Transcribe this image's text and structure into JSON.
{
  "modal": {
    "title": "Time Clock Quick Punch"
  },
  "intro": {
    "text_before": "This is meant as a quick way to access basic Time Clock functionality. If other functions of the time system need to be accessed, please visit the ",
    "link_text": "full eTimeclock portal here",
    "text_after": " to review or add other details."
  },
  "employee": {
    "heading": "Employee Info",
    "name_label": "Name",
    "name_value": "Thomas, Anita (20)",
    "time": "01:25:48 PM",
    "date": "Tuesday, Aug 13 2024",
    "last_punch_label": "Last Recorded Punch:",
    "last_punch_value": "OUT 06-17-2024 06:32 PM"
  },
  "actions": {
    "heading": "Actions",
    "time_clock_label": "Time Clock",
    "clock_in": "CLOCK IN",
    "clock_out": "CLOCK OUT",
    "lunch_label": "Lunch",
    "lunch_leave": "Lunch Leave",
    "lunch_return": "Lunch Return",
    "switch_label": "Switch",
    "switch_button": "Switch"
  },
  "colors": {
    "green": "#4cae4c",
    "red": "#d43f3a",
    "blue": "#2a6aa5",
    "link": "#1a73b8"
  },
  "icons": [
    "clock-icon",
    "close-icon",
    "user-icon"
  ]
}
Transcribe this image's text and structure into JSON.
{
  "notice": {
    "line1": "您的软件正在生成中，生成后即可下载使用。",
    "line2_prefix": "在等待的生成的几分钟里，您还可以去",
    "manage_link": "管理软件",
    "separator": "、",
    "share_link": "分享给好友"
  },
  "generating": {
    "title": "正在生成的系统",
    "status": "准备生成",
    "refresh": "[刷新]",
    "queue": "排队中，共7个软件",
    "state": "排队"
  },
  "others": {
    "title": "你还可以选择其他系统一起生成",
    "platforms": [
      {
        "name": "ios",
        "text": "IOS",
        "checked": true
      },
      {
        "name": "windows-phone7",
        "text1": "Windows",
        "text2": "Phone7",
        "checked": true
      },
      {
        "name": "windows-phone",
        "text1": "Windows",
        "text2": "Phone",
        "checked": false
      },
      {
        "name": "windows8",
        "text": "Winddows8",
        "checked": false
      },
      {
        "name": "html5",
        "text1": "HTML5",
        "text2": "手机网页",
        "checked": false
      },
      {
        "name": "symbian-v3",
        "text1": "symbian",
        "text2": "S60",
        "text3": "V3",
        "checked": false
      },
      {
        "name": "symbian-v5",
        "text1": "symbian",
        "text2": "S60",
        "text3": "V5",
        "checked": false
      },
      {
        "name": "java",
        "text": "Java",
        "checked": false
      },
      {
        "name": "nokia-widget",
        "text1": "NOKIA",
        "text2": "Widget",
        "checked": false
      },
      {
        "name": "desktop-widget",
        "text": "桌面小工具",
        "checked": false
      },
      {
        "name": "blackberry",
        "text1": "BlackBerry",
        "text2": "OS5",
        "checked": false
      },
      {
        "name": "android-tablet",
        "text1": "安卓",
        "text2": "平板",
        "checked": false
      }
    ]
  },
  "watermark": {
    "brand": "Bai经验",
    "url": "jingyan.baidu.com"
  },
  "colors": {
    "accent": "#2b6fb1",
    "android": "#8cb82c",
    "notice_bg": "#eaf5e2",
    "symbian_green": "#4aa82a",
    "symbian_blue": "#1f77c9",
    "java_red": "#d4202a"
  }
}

--- --- ---

# Aim of the task:
Type out all of the material again, word for word.

# Completed exercise:
Transcribe this image's text and structure into JSON.
{
  "modal": {
    "title": "Time Clock Quick Punch"
  },
  "intro": {
    "text_before": "This is meant as a quick way to access basic Time Clock functionality. If other functions of the time system need to be accessed, please visit the ",
    "link_text": "full eTimeclock portal here",
    "text_after": " to review or add other details."
  },
  "employee": {
    "heading": "Employee Info",
    "name_label": "Name",
    "name_value": "Thomas, Anita (20)",
    "time": "01:25:48 PM",
    "date": "Tuesday, Aug 13 2024",
    "last_punch_label": "Last Recorded Punch:",
    "last_punch_value": "OUT 06-17-2024 06:32 PM"
  },
  "actions": {
    "heading": "Actions",
    "time_clock_label": "Time Clock",
    "clock_in": "CLOCK IN",
    "clock_out": "CLOCK OUT",
    "lunch_label": "Lunch",
    "lunch_leave": "Lunch Leave",
    "lunch_return": "Lunch Return",
    "switch_label": "Switch",
    "switch_button": "Switch"
  },
  "colors": {
    "green": "#4cae4c",
    "red": "#d43f3a",
    "blue": "#2a6aa5",
    "link": "#1a73b8"
  },
  "icons": [
    "clock-icon",
    "close-icon",
    "user-icon"
  ]
}
Transcribe this image's text and structure into JSON.
{
  "notice": {
    "line1": "您的软件正在生成中，生成后即可下载使用。",
    "line2_prefix": "在等待的生成的几分钟里，您还可以去",
    "manage_link": "管理软件",
    "separator": "、",
    "share_link": "分享给好友"
  },
  "generating": {
    "title": "正在生成的系统",
    "status": "准备生成",
    "refresh": "[刷新]",
    "queue": "排队中，共7个软件",
    "state": "排队"
  },
  "others": {
    "title": "你还可以选择其他系统一起生成",
    "platforms": [
      {
        "name": "ios",
        "text": "IOS",
        "checked": true
      },
      {
        "name": "windows-phone7",
        "text1": "Windows",
        "text2": "Phone7",
        "checked": true
      },
      {
        "name": "windows-phone",
        "text1": "Windows",
        "text2": "Phone",
        "checked": false
      },
      {
        "name": "windows8",
        "text": "Winddows8",
        "checked": false
      },
      {
        "name": "html5",
        "text1": "HTML5",
        "text2": "手机网页",
        "checked": false
      },
      {
        "name": "symbian-v3",
        "text1": "symbian",
        "text2": "S60",
        "text3": "V3",
        "checked": false
      },
      {
        "name": "symbian-v5",
        "text1": "symbian",
        "text2": "S60",
        "text3": "V5",
        "checked": false
      },
      {
        "name": "java",
        "text": "Java",
        "checked": false
      },
      {
        "name": "nokia-widget",
        "text1": "NOKIA",
        "text2": "Widget",
        "checked": false
      },
      {
        "name": "desktop-widget",
        "text": "桌面小工具",
        "checked": false
      },
      {
        "name": "blackberry",
        "text1": "BlackBerry",
        "text2": "OS5",
        "checked": false
      },
      {
        "name": "android-tablet",
        "text1": "安卓",
        "text2": "平板",
        "checked": false
      }
    ]
  },
  "watermark": {
    "brand": "Bai经验",
    "url": "jingyan.baidu.com"
  },
  "colors": {
    "accent": "#2b6fb1",
    "android": "#8cb82c",
    "notice_bg": "#eaf5e2",
    "symbian_green": "#4aa82a",
    "symbian_blue": "#1f77c9",
    "java_red": "#d4202a"
  }
}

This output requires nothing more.